SHORT EXERCISE: Give back all the data exactly, line by line.

DATA ROWS:

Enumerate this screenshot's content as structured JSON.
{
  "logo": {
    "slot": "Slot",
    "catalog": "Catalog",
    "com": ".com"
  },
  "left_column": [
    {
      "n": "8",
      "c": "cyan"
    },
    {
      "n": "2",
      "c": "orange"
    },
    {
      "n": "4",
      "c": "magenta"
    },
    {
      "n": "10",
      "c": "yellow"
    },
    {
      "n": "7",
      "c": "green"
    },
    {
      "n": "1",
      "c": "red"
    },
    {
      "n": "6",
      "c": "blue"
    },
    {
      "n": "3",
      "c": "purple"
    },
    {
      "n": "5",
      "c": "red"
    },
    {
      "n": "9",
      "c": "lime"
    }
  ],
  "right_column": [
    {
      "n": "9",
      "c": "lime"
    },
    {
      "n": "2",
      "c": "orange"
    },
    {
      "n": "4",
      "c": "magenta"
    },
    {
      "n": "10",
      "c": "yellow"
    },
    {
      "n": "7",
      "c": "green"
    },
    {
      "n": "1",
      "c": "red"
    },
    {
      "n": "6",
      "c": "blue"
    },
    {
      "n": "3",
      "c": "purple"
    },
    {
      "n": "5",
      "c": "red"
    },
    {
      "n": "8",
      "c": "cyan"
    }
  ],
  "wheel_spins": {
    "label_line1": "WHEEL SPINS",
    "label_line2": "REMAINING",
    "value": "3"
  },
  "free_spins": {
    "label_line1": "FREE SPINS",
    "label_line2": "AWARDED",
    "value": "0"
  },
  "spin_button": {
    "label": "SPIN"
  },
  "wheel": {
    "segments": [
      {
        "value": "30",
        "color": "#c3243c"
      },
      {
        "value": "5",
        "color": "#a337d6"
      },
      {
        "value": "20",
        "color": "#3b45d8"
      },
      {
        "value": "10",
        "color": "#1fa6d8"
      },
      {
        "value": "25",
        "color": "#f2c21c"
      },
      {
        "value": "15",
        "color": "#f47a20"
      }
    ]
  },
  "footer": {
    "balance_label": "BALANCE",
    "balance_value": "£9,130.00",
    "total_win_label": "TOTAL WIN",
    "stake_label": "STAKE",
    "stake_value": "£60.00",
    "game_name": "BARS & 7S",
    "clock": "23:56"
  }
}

SOLUTION BELOW:
Enumerate this screenshot's content as structured JSON.
{
  "logo": {
    "slot": "Slot",
    "catalog": "Catalog",
    "com": ".com"
  },
  "left_column": [
    {
      "n": "8",
      "c": "cyan"
    },
    {
      "n": "2",
      "c": "orange"
    },
    {
      "n": "4",
      "c": "magenta"
    },
    {
      "n": "10",
      "c": "yellow"
    },
    {
      "n": "7",
      "c": "green"
    },
    {
      "n": "1",
      "c": "red"
    },
    {
      "n": "6",
      "c": "blue"
    },
    {
      "n": "3",
      "c": "purple"
    },
    {
      "n": "5",
      "c": "red"
    },
    {
      "n": "9",
      "c": "lime"
    }
  ],
  "right_column": [
    {
      "n": "9",
      "c": "lime"
    },
    {
      "n": "2",
      "c": "orange"
    },
    {
      "n": "4",
      "c": "magenta"
    },
    {
      "n": "10",
      "c": "yellow"
    },
    {
      "n": "7",
      "c": "green"
    },
    {
      "n": "1",
      "c": "red"
    },
    {
      "n": "6",
      "c": "blue"
    },
    {
      "n": "3",
      "c": "purple"
    },
    {
      "n": "5",
      "c": "red"
    },
    {
      "n": "8",
      "c": "cyan"
    }
  ],
  "wheel_spins": {
    "label_line1": "WHEEL SPINS",
    "label_line2": "REMAINING",
    "value": "3"
  },
  "free_spins": {
    "label_line1": "FREE SPINS",
    "label_line2": "AWARDED",
    "value": "0"
  },
  "spin_button": {
    "label": "SPIN"
  },
  "wheel": {
    "segments": [
      {
        "value": "30",
        "color": "#c3243c"
      },
      {
        "value": "5",
        "color": "#a337d6"
      },
      {
        "value": "20",
        "color": "#3b45d8"
      },
      {
        "value": "10",
        "color": "#1fa6d8"
      },
      {
        "value": "25",
        "color": "#f2c21c"
      },
      {
        "value": "15",
        "color": "#f47a20"
      }
    ]
  },
  "footer": {
    "balance_label": "BALANCE",
    "balance_value": "£9,130.00",
    "total_win_label": "TOTAL WIN",
    "stake_label": "STAKE",
    "stake_value": "£60.00",
    "game_name": "BARS & 7S",
    "clock": "23:56"
  }
}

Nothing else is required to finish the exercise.